TASK STATEMENT:
Write the material out again, line by line, exactly as it is.

━━ DATA EXCERPTS

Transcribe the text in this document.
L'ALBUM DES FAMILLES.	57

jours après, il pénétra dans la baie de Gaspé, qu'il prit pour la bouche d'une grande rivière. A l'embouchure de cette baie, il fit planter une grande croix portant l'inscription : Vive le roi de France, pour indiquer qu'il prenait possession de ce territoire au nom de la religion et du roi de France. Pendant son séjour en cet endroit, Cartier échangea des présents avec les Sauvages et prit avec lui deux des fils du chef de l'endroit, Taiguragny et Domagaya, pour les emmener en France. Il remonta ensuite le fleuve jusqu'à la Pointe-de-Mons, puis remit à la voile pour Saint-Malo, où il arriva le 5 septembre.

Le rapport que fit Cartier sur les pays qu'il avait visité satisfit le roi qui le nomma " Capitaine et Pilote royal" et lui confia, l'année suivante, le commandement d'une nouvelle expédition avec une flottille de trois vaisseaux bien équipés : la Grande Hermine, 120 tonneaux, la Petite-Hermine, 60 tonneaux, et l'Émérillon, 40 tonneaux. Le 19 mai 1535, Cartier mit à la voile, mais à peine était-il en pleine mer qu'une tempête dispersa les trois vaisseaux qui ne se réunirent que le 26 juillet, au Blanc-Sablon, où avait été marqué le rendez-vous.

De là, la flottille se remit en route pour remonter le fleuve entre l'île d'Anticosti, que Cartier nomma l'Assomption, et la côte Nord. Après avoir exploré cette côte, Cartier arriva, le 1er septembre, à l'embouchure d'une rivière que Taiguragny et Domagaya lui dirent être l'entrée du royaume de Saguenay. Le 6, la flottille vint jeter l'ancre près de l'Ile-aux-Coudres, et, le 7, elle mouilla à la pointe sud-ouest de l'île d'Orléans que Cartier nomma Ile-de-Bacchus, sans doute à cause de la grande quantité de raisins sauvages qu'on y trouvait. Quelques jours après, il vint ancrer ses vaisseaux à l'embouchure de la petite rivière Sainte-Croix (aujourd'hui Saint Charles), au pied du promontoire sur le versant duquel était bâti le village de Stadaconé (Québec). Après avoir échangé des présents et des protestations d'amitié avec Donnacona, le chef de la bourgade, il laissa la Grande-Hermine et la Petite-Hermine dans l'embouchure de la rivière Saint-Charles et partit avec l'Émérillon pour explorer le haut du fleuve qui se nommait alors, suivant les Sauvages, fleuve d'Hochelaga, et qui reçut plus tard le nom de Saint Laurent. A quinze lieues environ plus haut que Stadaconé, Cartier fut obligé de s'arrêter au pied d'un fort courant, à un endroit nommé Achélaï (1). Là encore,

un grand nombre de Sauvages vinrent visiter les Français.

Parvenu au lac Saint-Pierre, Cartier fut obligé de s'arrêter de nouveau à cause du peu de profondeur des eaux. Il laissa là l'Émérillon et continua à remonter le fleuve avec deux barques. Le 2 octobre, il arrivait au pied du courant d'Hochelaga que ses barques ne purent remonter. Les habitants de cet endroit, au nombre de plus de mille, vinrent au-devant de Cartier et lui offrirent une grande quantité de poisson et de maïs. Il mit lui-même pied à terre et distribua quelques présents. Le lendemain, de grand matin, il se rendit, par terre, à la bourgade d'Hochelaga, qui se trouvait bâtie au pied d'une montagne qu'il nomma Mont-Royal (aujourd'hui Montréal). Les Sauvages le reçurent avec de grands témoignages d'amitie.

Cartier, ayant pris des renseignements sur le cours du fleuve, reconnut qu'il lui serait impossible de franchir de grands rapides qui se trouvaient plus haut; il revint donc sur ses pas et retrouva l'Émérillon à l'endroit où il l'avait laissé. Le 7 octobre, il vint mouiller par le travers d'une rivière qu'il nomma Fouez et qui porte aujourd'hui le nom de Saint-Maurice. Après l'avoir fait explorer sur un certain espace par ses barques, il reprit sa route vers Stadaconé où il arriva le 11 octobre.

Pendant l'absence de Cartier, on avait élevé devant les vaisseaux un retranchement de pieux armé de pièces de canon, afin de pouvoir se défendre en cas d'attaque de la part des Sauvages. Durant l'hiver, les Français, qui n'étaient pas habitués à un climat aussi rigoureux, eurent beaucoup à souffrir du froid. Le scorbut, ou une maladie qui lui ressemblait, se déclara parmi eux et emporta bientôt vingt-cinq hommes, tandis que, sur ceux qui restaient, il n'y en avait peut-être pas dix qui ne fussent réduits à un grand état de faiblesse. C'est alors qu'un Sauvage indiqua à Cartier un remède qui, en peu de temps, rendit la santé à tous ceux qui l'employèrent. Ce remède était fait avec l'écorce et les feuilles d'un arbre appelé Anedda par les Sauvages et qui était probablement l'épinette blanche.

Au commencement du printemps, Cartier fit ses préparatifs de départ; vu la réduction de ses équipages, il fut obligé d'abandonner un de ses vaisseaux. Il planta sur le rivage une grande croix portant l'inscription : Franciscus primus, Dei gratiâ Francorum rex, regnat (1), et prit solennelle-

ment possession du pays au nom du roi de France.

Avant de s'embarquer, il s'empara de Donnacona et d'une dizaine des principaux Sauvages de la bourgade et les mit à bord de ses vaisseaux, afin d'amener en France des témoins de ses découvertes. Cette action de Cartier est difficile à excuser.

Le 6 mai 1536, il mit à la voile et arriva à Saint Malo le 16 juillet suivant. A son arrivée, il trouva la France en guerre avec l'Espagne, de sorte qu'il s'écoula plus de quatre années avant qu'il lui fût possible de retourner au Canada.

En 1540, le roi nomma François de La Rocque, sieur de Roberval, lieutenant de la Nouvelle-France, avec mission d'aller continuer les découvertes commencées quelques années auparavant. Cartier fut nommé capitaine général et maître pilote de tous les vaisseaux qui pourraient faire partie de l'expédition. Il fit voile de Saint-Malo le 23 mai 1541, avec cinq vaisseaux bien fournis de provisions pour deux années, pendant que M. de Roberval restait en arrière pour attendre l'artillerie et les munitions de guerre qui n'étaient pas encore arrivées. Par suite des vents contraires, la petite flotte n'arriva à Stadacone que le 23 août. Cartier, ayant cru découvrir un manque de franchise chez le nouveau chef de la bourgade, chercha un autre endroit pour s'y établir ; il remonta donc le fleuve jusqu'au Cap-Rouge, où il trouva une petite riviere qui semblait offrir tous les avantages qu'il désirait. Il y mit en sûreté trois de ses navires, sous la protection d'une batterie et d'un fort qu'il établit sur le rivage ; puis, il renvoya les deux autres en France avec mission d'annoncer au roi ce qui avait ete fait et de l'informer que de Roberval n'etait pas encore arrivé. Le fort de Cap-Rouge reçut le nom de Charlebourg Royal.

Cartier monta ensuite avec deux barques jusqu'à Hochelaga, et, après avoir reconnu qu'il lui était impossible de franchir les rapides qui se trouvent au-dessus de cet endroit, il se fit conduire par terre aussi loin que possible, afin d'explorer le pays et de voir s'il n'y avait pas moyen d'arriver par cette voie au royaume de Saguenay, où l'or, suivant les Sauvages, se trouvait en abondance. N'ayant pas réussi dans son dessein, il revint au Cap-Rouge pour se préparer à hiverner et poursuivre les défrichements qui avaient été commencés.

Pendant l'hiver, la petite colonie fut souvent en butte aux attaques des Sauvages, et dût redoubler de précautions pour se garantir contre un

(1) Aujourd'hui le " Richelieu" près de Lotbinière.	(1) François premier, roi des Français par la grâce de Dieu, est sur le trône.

━━━━

CORRECT ANSWER:
Transcribe the text in this document.
L'ALBUM DES FAMILLES.	57

jours après, il pénétra dans la baie de Gaspé, qu'il prit pour la bouche d'une grande rivière. A l'embouchure de cette baie, il fit planter une grande croix portant l'inscription : Vive le roi de France, pour indiquer qu'il prenait possession de ce territoire au nom de la religion et du roi de France. Pendant son séjour en cet endroit, Cartier échangea des présents avec les Sauvages et prit avec lui deux des fils du chef de l'endroit, Taiguragny et Domagaya, pour les emmener en France. Il remonta ensuite le fleuve jusqu'à la Pointe-de-Mons, puis remit à la voile pour Saint-Malo, où il arriva le 5 septembre.

Le rapport que fit Cartier sur les pays qu'il avait visité satisfit le roi qui le nomma " Capitaine et Pilote royal" et lui confia, l'année suivante, le commandement d'une nouvelle expédition avec une flottille de trois vaisseaux bien équipés : la Grande Hermine, 120 tonneaux, la Petite-Hermine, 60 tonneaux, et l'Émérillon, 40 tonneaux. Le 19 mai 1535, Cartier mit à la voile, mais à peine était-il en pleine mer qu'une tempête dispersa les trois vaisseaux qui ne se réunirent que le 26 juillet, au Blanc-Sablon, où avait été marqué le rendez-vous.

De là, la flottille se remit en route pour remonter le fleuve entre l'île d'Anticosti, que Cartier nomma l'Assomption, et la côte Nord. Après avoir exploré cette côte, Cartier arriva, le 1er septembre, à l'embouchure d'une rivière que Taiguragny et Domagaya lui dirent être l'entrée du royaume de Saguenay. Le 6, la flottille vint jeter l'ancre près de l'Ile-aux-Coudres, et, le 7, elle mouilla à la pointe sud-ouest de l'île d'Orléans que Cartier nomma Ile-de-Bacchus, sans doute à cause de la grande quantité de raisins sauvages qu'on y trouvait. Quelques jours après, il vint ancrer ses vaisseaux à l'embouchure de la petite rivière Sainte-Croix (aujourd'hui Saint Charles), au pied du promontoire sur le versant duquel était bâti le village de Stadaconé (Québec). Après avoir échangé des présents et des protestations d'amitié avec Donnacona, le chef de la bourgade, il laissa la Grande-Hermine et la Petite-Hermine dans l'embouchure de la rivière Saint-Charles et partit avec l'Émérillon pour explorer le haut du fleuve qui se nommait alors, suivant les Sauvages, fleuve d'Hochelaga, et qui reçut plus tard le nom de Saint Laurent. A quinze lieues environ plus haut que Stadaconé, Cartier fut obligé de s'arrêter au pied d'un fort courant, à un endroit nommé Achélaï (1). Là encore,

un grand nombre de Sauvages vinrent visiter les Français.

Parvenu au lac Saint-Pierre, Cartier fut obligé de s'arrêter de nouveau à cause du peu de profondeur des eaux. Il laissa là l'Émérillon et continua à remonter le fleuve avec deux barques. Le 2 octobre, il arrivait au pied du courant d'Hochelaga que ses barques ne purent remonter. Les habitants de cet endroit, au nombre de plus de mille, vinrent au-devant de Cartier et lui offrirent une grande quantité de poisson et de maïs. Il mit lui-même pied à terre et distribua quelques présents. Le lendemain, de grand matin, il se rendit, par terre, à la bourgade d'Hochelaga, qui se trouvait bâtie au pied d'une montagne qu'il nomma Mont-Royal (aujourd'hui Montréal). Les Sauvages le reçurent avec de grands témoignages d'amitie.

Cartier, ayant pris des renseignements sur le cours du fleuve, reconnut qu'il lui serait impossible de franchir de grands rapides qui se trouvaient plus haut; il revint donc sur ses pas et retrouva l'Émérillon à l'endroit où il l'avait laissé. Le 7 octobre, il vint mouiller par le travers d'une rivière qu'il nomma Fouez et qui porte aujourd'hui le nom de Saint-Maurice. Après l'avoir fait explorer sur un certain espace par ses barques, il reprit sa route vers Stadaconé où il arriva le 11 octobre.

Pendant l'absence de Cartier, on avait élevé devant les vaisseaux un retranchement de pieux armé de pièces de canon, afin de pouvoir se défendre en cas d'attaque de la part des Sauvages. Durant l'hiver, les Français, qui n'étaient pas habitués à un climat aussi rigoureux, eurent beaucoup à souffrir du froid. Le scorbut, ou une maladie qui lui ressemblait, se déclara parmi eux et emporta bientôt vingt-cinq hommes, tandis que, sur ceux qui restaient, il n'y en avait peut-être pas dix qui ne fussent réduits à un grand état de faiblesse. C'est alors qu'un Sauvage indiqua à Cartier un remède qui, en peu de temps, rendit la santé à tous ceux qui l'employèrent. Ce remède était fait avec l'écorce et les feuilles d'un arbre appelé Anedda par les Sauvages et qui était probablement l'épinette blanche.

Au commencement du printemps, Cartier fit ses préparatifs de départ; vu la réduction de ses équipages, il fut obligé d'abandonner un de ses vaisseaux. Il planta sur le rivage une grande croix portant l'inscription : Franciscus primus, Dei gratiâ Francorum rex, regnat (1), et prit solennelle-

ment possession du pays au nom du roi de France.

Avant de s'embarquer, il s'empara de Donnacona et d'une dizaine des principaux Sauvages de la bourgade et les mit à bord de ses vaisseaux, afin d'amener en France des témoins de ses découvertes. Cette action de Cartier est difficile à excuser.

Le 6 mai 1536, il mit à la voile et arriva à Saint Malo le 16 juillet suivant. A son arrivée, il trouva la France en guerre avec l'Espagne, de sorte qu'il s'écoula plus de quatre années avant qu'il lui fût possible de retourner au Canada.

En 1540, le roi nomma François de La Rocque, sieur de Roberval, lieutenant de la Nouvelle-France, avec mission d'aller continuer les découvertes commencées quelques années auparavant. Cartier fut nommé capitaine général et maître pilote de tous les vaisseaux qui pourraient faire partie de l'expédition. Il fit voile de Saint-Malo le 23 mai 1541, avec cinq vaisseaux bien fournis de provisions pour deux années, pendant que M. de Roberval restait en arrière pour attendre l'artillerie et les munitions de guerre qui n'étaient pas encore arrivées. Par suite des vents contraires, la petite flotte n'arriva à Stadacone que le 23 août. Cartier, ayant cru découvrir un manque de franchise chez le nouveau chef de la bourgade, chercha un autre endroit pour s'y établir ; il remonta donc le fleuve jusqu'au Cap-Rouge, où il trouva une petite riviere qui semblait offrir tous les avantages qu'il désirait. Il y mit en sûreté trois de ses navires, sous la protection d'une batterie et d'un fort qu'il établit sur le rivage ; puis, il renvoya les deux autres en France avec mission d'annoncer au roi ce qui avait ete fait et de l'informer que de Roberval n'etait pas encore arrivé. Le fort de Cap-Rouge reçut le nom de Charlebourg Royal.

Cartier monta ensuite avec deux barques jusqu'à Hochelaga, et, après avoir reconnu qu'il lui était impossible de franchir les rapides qui se trouvent au-dessus de cet endroit, il se fit conduire par terre aussi loin que possible, afin d'explorer le pays et de voir s'il n'y avait pas moyen d'arriver par cette voie au royaume de Saguenay, où l'or, suivant les Sauvages, se trouvait en abondance. N'ayant pas réussi dans son dessein, il revint au Cap-Rouge pour se préparer à hiverner et poursuivre les défrichements qui avaient été commencés.

Pendant l'hiver, la petite colonie fut souvent en butte aux attaques des Sauvages, et dût redoubler de précautions pour se garantir contre un

(1) Aujourd'hui le " Richelieu" près de Lotbinière.	(1) François premier, roi des Français par la grâce de Dieu, est sur le trône.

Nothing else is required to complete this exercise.